Items from a dataset
+-------+

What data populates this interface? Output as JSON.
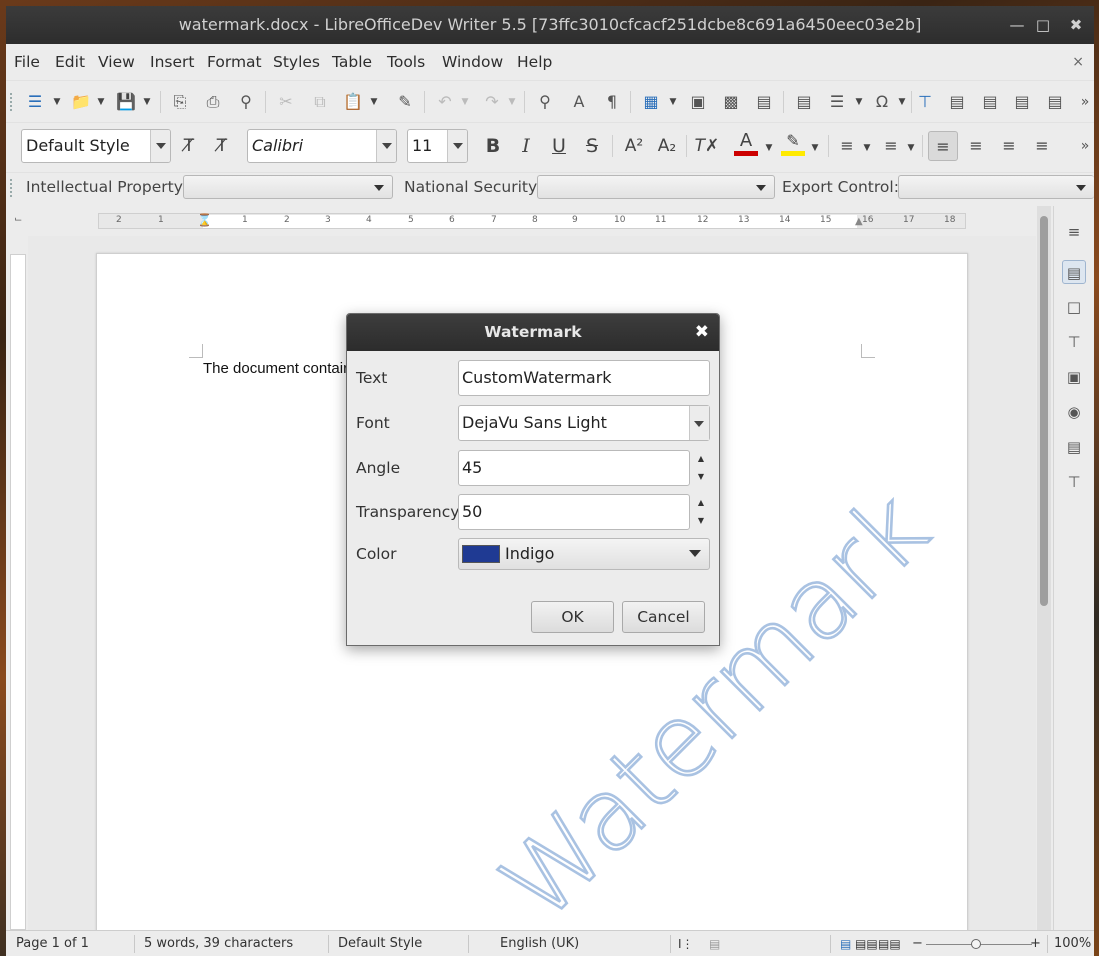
{
  "window": {
    "title": "watermark.docx - LibreOfficeDev Writer 5.5 [73ffc3010cfcacf251dcbe8c691a6450eec03e2b]"
  },
  "menubar": {
    "items": [
      "File",
      "Edit",
      "View",
      "Insert",
      "Format",
      "Styles",
      "Table",
      "Tools",
      "Window",
      "Help"
    ],
    "close_glyph": "×"
  },
  "formatting": {
    "paragraph_style": "Default Style",
    "font_name": "Calibri",
    "font_size": "11",
    "bold": "B",
    "italic": "I",
    "underline": "U",
    "strikethrough": "S"
  },
  "infobar": {
    "intellectual_property_label": "Intellectual Property:",
    "national_security_label": "National Security:",
    "export_control_label": "Export Control:"
  },
  "ruler": {
    "numbers": [
      "2",
      "1",
      "1",
      "2",
      "3",
      "4",
      "5",
      "6",
      "7",
      "8",
      "9",
      "10",
      "11",
      "12",
      "13",
      "14",
      "15",
      "16",
      "17",
      "18"
    ]
  },
  "document": {
    "text": "The document contair",
    "watermark_text": "Watermark",
    "watermark_color": "#a9c2e2"
  },
  "dialog": {
    "title": "Watermark",
    "close_glyph": "✖",
    "text_label": "Text",
    "text_value": "CustomWatermark",
    "font_label": "Font",
    "font_value": "DejaVu Sans Light",
    "angle_label": "Angle",
    "angle_value": "45",
    "transparency_label": "Transparency",
    "transparency_value": "50",
    "color_label": "Color",
    "color_value": "Indigo",
    "color_swatch": "#1f3a93",
    "ok_label": "OK",
    "cancel_label": "Cancel"
  },
  "statusbar": {
    "page": "Page 1 of 1",
    "word_count": "5 words, 39 characters",
    "page_style": "Default Style",
    "language": "English (UK)",
    "zoom": "100%"
  },
  "colors": {
    "accent_blue": "#2a6fba",
    "font_color_red": "#cc0000",
    "highlight_yellow": "#ffea00"
  }
}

+-------+

Copy each line of the records containing the string "Default".

#### SOLVED PROBLEM
    "paragraph_style": "Default Style",
    "page_style": "Default Style",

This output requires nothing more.